Data entries
***
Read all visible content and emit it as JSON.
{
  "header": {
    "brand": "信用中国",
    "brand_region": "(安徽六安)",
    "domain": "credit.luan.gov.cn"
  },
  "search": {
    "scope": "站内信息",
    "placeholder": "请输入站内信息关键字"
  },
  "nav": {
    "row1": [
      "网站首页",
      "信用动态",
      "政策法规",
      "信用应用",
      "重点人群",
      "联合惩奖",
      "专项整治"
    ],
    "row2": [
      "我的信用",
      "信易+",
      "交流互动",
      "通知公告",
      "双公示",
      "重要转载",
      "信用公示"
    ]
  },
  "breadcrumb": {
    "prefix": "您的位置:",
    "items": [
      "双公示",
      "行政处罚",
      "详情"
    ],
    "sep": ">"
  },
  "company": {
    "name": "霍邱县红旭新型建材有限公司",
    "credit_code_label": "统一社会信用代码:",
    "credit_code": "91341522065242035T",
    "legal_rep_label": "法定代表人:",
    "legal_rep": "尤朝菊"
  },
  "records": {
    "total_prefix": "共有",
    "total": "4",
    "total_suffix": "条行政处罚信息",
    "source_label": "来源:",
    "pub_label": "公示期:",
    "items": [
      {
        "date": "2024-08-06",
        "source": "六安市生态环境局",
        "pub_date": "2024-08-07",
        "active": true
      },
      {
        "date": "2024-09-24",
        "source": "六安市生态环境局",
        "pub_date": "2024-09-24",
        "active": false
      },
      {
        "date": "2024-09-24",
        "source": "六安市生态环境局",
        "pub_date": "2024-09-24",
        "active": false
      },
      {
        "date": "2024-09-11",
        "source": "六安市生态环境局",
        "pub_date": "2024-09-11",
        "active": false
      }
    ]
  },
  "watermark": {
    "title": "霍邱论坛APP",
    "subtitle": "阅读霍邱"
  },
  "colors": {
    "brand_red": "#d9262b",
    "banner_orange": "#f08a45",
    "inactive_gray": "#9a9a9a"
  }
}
***
_STATED EXERCISE:_ Write every record out again, unaltered.

_SOLUTION FOR THIS TASK:_
Read all visible content and emit it as JSON.
{
  "header": {
    "brand": "信用中国",
    "brand_region": "(安徽六安)",
    "domain": "credit.luan.gov.cn"
  },
  "search": {
    "scope": "站内信息",
    "placeholder": "请输入站内信息关键字"
  },
  "nav": {
    "row1": [
      "网站首页",
      "信用动态",
      "政策法规",
      "信用应用",
      "重点人群",
      "联合惩奖",
      "专项整治"
    ],
    "row2": [
      "我的信用",
      "信易+",
      "交流互动",
      "通知公告",
      "双公示",
      "重要转载",
      "信用公示"
    ]
  },
  "breadcrumb": {
    "prefix": "您的位置:",
    "items": [
      "双公示",
      "行政处罚",
      "详情"
    ],
    "sep": ">"
  },
  "company": {
    "name": "霍邱县红旭新型建材有限公司",
    "credit_code_label": "统一社会信用代码:",
    "credit_code": "91341522065242035T",
    "legal_rep_label": "法定代表人:",
    "legal_rep": "尤朝菊"
  },
  "records": {
    "total_prefix": "共有",
    "total": "4",
    "total_suffix": "条行政处罚信息",
    "source_label": "来源:",
    "pub_label": "公示期:",
    "items": [
      {
        "date": "2024-08-06",
        "source": "六安市生态环境局",
        "pub_date": "2024-08-07",
        "active": true
      },
      {
        "date": "2024-09-24",
        "source": "六安市生态环境局",
        "pub_date": "2024-09-24",
        "active": false
      },
      {
        "date": "2024-09-24",
        "source": "六安市生态环境局",
        "pub_date": "2024-09-24",
        "active": false
      },
      {
        "date": "2024-09-11",
        "source": "六安市生态环境局",
        "pub_date": "2024-09-11",
        "active": false
      }
    ]
  },
  "watermark": {
    "title": "霍邱论坛APP",
    "subtitle": "阅读霍邱"
  },
  "colors": {
    "brand_red": "#d9262b",
    "banner_orange": "#f08a45",
    "inactive_gray": "#9a9a9a"
  }
}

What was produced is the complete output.